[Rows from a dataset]
BEGIN

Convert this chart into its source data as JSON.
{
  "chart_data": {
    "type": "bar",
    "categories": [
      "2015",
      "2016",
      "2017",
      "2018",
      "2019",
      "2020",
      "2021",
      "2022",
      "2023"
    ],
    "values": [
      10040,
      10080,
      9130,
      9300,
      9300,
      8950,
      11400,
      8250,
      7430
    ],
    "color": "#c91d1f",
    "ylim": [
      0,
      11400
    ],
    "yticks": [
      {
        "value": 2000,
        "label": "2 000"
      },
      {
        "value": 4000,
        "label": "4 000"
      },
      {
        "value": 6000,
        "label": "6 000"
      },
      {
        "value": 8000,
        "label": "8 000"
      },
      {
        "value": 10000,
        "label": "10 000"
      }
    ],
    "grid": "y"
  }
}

END

WHAT THE TASK REQUIRES:
Your task is to retype all of the records exactly.

REPLY TO THE TASK:
Convert this chart into its source data as JSON.
{
  "chart_data": {
    "type": "bar",
    "categories": [
      "2015",
      "2016",
      "2017",
      "2018",
      "2019",
      "2020",
      "2021",
      "2022",
      "2023"
    ],
    "values": [
      10040,
      10080,
      9130,
      9300,
      9300,
      8950,
      11400,
      8250,
      7430
    ],
    "color": "#c91d1f",
    "ylim": [
      0,
      11400
    ],
    "yticks": [
      {
        "value": 2000,
        "label": "2 000"
      },
      {
        "value": 4000,
        "label": "4 000"
      },
      {
        "value": 6000,
        "label": "6 000"
      },
      {
        "value": 8000,
        "label": "8 000"
      },
      {
        "value": 10000,
        "label": "10 000"
      }
    ],
    "grid": "y"
  }
}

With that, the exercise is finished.